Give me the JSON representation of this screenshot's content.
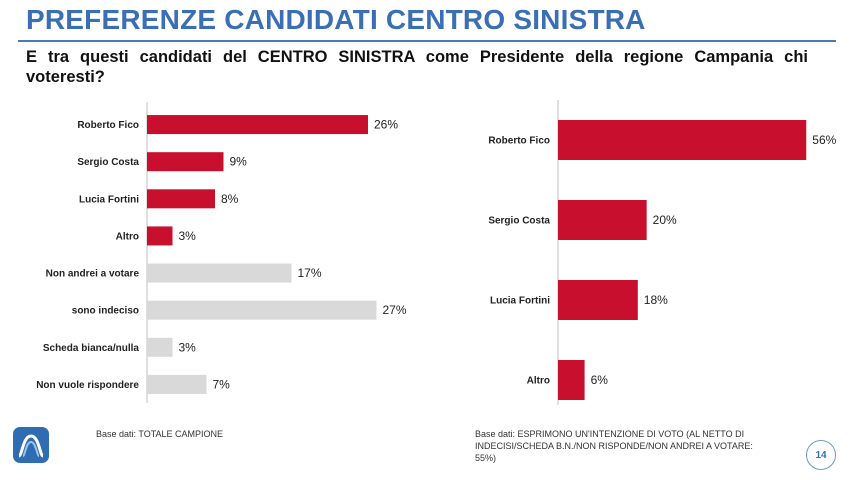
{
  "header": {
    "title": "PREFERENZE CANDIDATI CENTRO SINISTRA",
    "question": "E tra questi candidati del CENTRO SINISTRA come Presidente della regione Campania chi voteresti?"
  },
  "colors": {
    "primary": "#c8102e",
    "secondary": "#d9d9d9",
    "title": "#3a6fb5"
  },
  "chart_data": [
    {
      "type": "bar",
      "orientation": "horizontal",
      "categories": [
        "Roberto Fico",
        "Sergio Costa",
        "Lucia Fortini",
        "Altro",
        "Non andrei a votare",
        "sono indeciso",
        "Scheda bianca/nulla",
        "Non vuole rispondere"
      ],
      "values": [
        26,
        9,
        8,
        3,
        17,
        27,
        3,
        7
      ],
      "value_labels": [
        "26%",
        "9%",
        "8%",
        "3%",
        "17%",
        "27%",
        "3%",
        "7%"
      ],
      "series_colors": [
        "primary",
        "primary",
        "primary",
        "primary",
        "secondary",
        "secondary",
        "secondary",
        "secondary"
      ],
      "xlim": [
        0,
        30
      ],
      "base_note": "Base dati: TOTALE CAMPIONE"
    },
    {
      "type": "bar",
      "orientation": "horizontal",
      "categories": [
        "Roberto Fico",
        "Sergio Costa",
        "Lucia Fortini",
        "Altro"
      ],
      "values": [
        56,
        20,
        18,
        6
      ],
      "value_labels": [
        "56%",
        "20%",
        "18%",
        "6%"
      ],
      "series_colors": [
        "primary",
        "primary",
        "primary",
        "primary"
      ],
      "xlim": [
        0,
        60
      ],
      "base_note": "Base dati: ESPRIMONO UN'INTENZIONE DI VOTO (AL NETTO DI INDECISI/SCHEDA B.N./NON RISPONDE/NON ANDREI A VOTARE: 55%)"
    }
  ],
  "footer": {
    "page_number": "14"
  }
}
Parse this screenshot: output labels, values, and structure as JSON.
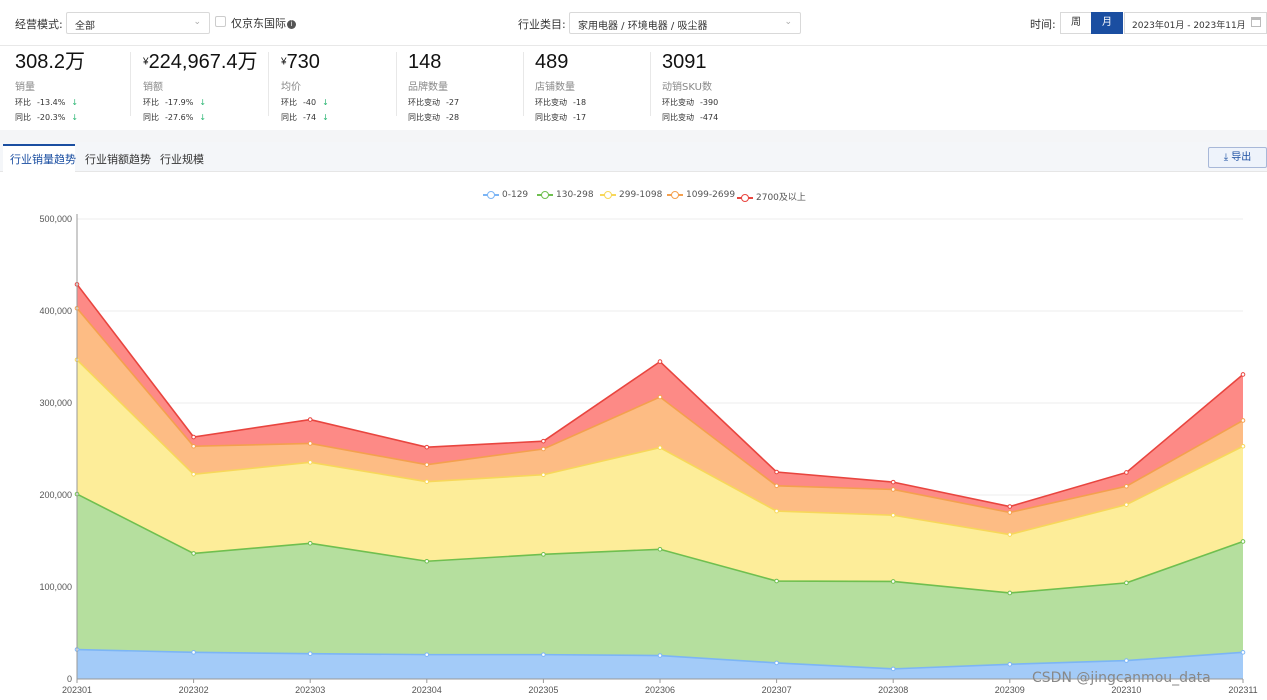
{
  "filters": {
    "mode_label": "经营模式:",
    "mode_value": "全部",
    "jd_intl_label": "仅京东国际",
    "info_icon": "i",
    "category_label": "行业类目:",
    "category_value": "家用电器 / 环境电器 / 吸尘器",
    "time_label": "时间:",
    "week_label": "周",
    "month_label": "月",
    "date_range": "2023年01月 - 2023年11月",
    "chevron": "⌄"
  },
  "metrics": [
    {
      "value": "308.2万",
      "prefix": "",
      "name": "销量",
      "row1_label": "环比",
      "row1_value": "-13.4%",
      "row1_arrow": "↓",
      "row2_label": "同比",
      "row2_value": "-20.3%",
      "row2_arrow": "↓"
    },
    {
      "value": "224,967.4万",
      "prefix": "¥",
      "name": "销额",
      "row1_label": "环比",
      "row1_value": "-17.9%",
      "row1_arrow": "↓",
      "row2_label": "同比",
      "row2_value": "-27.6%",
      "row2_arrow": "↓"
    },
    {
      "value": "730",
      "prefix": "¥",
      "name": "均价",
      "row1_label": "环比",
      "row1_value": "-40",
      "row1_arrow": "↓",
      "row2_label": "同比",
      "row2_value": "-74",
      "row2_arrow": "↓"
    },
    {
      "value": "148",
      "prefix": "",
      "name": "品牌数量",
      "row1_label": "环比变动",
      "row1_value": "-27",
      "row1_arrow": "",
      "row2_label": "同比变动",
      "row2_value": "-28",
      "row2_arrow": ""
    },
    {
      "value": "489",
      "prefix": "",
      "name": "店铺数量",
      "row1_label": "环比变动",
      "row1_value": "-18",
      "row1_arrow": "",
      "row2_label": "同比变动",
      "row2_value": "-17",
      "row2_arrow": ""
    },
    {
      "value": "3091",
      "prefix": "",
      "name": "动销SKU数",
      "row1_label": "环比变动",
      "row1_value": "-390",
      "row1_arrow": "",
      "row2_label": "同比变动",
      "row2_value": "-474",
      "row2_arrow": ""
    }
  ],
  "tabs": [
    "行业销量趋势",
    "行业销额趋势",
    "行业规模"
  ],
  "export_icon": "⤓",
  "export_label": "导出",
  "watermark": "CSDN @jingcanmou_data",
  "chart_data": {
    "type": "area",
    "stacked": true,
    "categories": [
      "202301",
      "202302",
      "202303",
      "202304",
      "202305",
      "202306",
      "202307",
      "202308",
      "202309",
      "202310",
      "202311"
    ],
    "ylim": [
      0,
      500000
    ],
    "yticks": [
      0,
      100000,
      200000,
      300000,
      400000,
      500000
    ],
    "ytick_labels": [
      "0",
      "100,000",
      "200,000",
      "300,000",
      "400,000",
      "500,000"
    ],
    "legend_position": "top-center",
    "series": [
      {
        "name": "0-129",
        "color": "#7cb5f5",
        "fill": "#a3cbf8",
        "values": [
          32000,
          29000,
          27500,
          26500,
          26500,
          25500,
          17500,
          11000,
          16000,
          20000,
          29000
        ]
      },
      {
        "name": "130-298",
        "color": "#6fbf4f",
        "fill": "#b5df9e",
        "values": [
          169000,
          107500,
          120000,
          101500,
          109000,
          115500,
          89000,
          95000,
          77500,
          84500,
          120500
        ]
      },
      {
        "name": "299-1098",
        "color": "#f7d75a",
        "fill": "#fded99",
        "values": [
          146000,
          86000,
          88000,
          86500,
          86500,
          110500,
          76000,
          72000,
          63500,
          85000,
          103500
        ]
      },
      {
        "name": "1099-2699",
        "color": "#f4a04e",
        "fill": "#fdbc84",
        "values": [
          56000,
          30500,
          20500,
          18500,
          28000,
          55000,
          27500,
          28000,
          24000,
          20000,
          28000
        ]
      },
      {
        "name": "2700及以上",
        "color": "#e8453f",
        "fill": "#fd8a86",
        "values": [
          26000,
          10000,
          26000,
          19000,
          8500,
          38500,
          15000,
          8000,
          6500,
          15000,
          50000
        ]
      }
    ]
  }
}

_ _ _ _ _

Objective:
List all lines from the entries that include the word "screenshot".

Answer for this exercise:
Give me the JSON representation of this screenshot's content.
Parse this screenshot: output labels, values, and structure as JSON.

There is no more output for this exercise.